◆ Exercise directions:
Each entry below is to be duplicated verbatim.

◆ Supplied information:
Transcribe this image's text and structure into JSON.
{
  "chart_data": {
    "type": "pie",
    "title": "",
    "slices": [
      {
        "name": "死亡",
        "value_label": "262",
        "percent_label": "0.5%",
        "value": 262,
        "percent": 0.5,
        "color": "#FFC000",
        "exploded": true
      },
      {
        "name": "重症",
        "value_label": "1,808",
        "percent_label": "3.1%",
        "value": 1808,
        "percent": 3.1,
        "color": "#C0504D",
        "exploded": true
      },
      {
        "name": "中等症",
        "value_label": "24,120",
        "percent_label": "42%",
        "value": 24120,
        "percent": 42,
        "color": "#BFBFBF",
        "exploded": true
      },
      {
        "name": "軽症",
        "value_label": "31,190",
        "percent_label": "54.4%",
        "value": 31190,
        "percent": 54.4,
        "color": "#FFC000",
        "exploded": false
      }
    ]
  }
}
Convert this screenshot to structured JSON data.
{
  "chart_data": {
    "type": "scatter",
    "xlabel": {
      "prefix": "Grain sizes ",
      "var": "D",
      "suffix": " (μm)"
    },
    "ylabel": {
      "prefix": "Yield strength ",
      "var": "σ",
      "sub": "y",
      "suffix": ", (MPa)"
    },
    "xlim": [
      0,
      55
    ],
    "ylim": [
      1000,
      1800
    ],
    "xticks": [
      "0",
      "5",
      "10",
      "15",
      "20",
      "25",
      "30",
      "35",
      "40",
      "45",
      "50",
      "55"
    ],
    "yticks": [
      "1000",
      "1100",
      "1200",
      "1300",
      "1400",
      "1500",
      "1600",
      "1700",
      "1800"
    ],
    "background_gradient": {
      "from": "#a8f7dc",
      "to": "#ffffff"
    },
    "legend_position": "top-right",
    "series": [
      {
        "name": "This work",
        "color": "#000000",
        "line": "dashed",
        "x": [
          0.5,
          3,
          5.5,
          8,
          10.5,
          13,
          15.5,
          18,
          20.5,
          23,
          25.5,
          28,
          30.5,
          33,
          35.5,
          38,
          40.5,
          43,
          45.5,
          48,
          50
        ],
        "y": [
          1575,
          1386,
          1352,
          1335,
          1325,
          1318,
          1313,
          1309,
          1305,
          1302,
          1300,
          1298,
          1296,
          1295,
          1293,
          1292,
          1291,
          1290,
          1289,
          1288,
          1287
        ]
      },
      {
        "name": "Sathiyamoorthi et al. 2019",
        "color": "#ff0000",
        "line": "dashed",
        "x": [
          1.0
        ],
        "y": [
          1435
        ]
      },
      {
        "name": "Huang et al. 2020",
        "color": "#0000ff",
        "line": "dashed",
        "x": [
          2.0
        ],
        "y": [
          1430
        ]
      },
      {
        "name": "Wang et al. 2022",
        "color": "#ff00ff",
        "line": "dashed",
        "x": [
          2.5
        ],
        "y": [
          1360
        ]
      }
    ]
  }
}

◆ Response for this exercise:
Transcribe this image's text and structure into JSON.
{
  "chart_data": {
    "type": "pie",
    "title": "",
    "slices": [
      {
        "name": "死亡",
        "value_label": "262",
        "percent_label": "0.5%",
        "value": 262,
        "percent": 0.5,
        "color": "#FFC000",
        "exploded": true
      },
      {
        "name": "重症",
        "value_label": "1,808",
        "percent_label": "3.1%",
        "value": 1808,
        "percent": 3.1,
        "color": "#C0504D",
        "exploded": true
      },
      {
        "name": "中等症",
        "value_label": "24,120",
        "percent_label": "42%",
        "value": 24120,
        "percent": 42,
        "color": "#BFBFBF",
        "exploded": true
      },
      {
        "name": "軽症",
        "value_label": "31,190",
        "percent_label": "54.4%",
        "value": 31190,
        "percent": 54.4,
        "color": "#FFC000",
        "exploded": false
      }
    ]
  }
}
Convert this screenshot to structured JSON data.
{
  "chart_data": {
    "type": "scatter",
    "xlabel": {
      "prefix": "Grain sizes ",
      "var": "D",
      "suffix": " (μm)"
    },
    "ylabel": {
      "prefix": "Yield strength ",
      "var": "σ",
      "sub": "y",
      "suffix": ", (MPa)"
    },
    "xlim": [
      0,
      55
    ],
    "ylim": [
      1000,
      1800
    ],
    "xticks": [
      "0",
      "5",
      "10",
      "15",
      "20",
      "25",
      "30",
      "35",
      "40",
      "45",
      "50",
      "55"
    ],
    "yticks": [
      "1000",
      "1100",
      "1200",
      "1300",
      "1400",
      "1500",
      "1600",
      "1700",
      "1800"
    ],
    "background_gradient": {
      "from": "#a8f7dc",
      "to": "#ffffff"
    },
    "legend_position": "top-right",
    "series": [
      {
        "name": "This work",
        "color": "#000000",
        "line": "dashed",
        "x": [
          0.5,
          3,
          5.5,
          8,
          10.5,
          13,
          15.5,
          18,
          20.5,
          23,
          25.5,
          28,
          30.5,
          33,
          35.5,
          38,
          40.5,
          43,
          45.5,
          48,
          50
        ],
        "y": [
          1575,
          1386,
          1352,
          1335,
          1325,
          1318,
          1313,
          1309,
          1305,
          1302,
          1300,
          1298,
          1296,
          1295,
          1293,
          1292,
          1291,
          1290,
          1289,
          1288,
          1287
        ]
      },
      {
        "name": "Sathiyamoorthi et al. 2019",
        "color": "#ff0000",
        "line": "dashed",
        "x": [
          1.0
        ],
        "y": [
          1435
        ]
      },
      {
        "name": "Huang et al. 2020",
        "color": "#0000ff",
        "line": "dashed",
        "x": [
          2.0
        ],
        "y": [
          1430
        ]
      },
      {
        "name": "Wang et al. 2022",
        "color": "#ff00ff",
        "line": "dashed",
        "x": [
          2.5
        ],
        "y": [
          1360
        ]
      }
    ]
  }
}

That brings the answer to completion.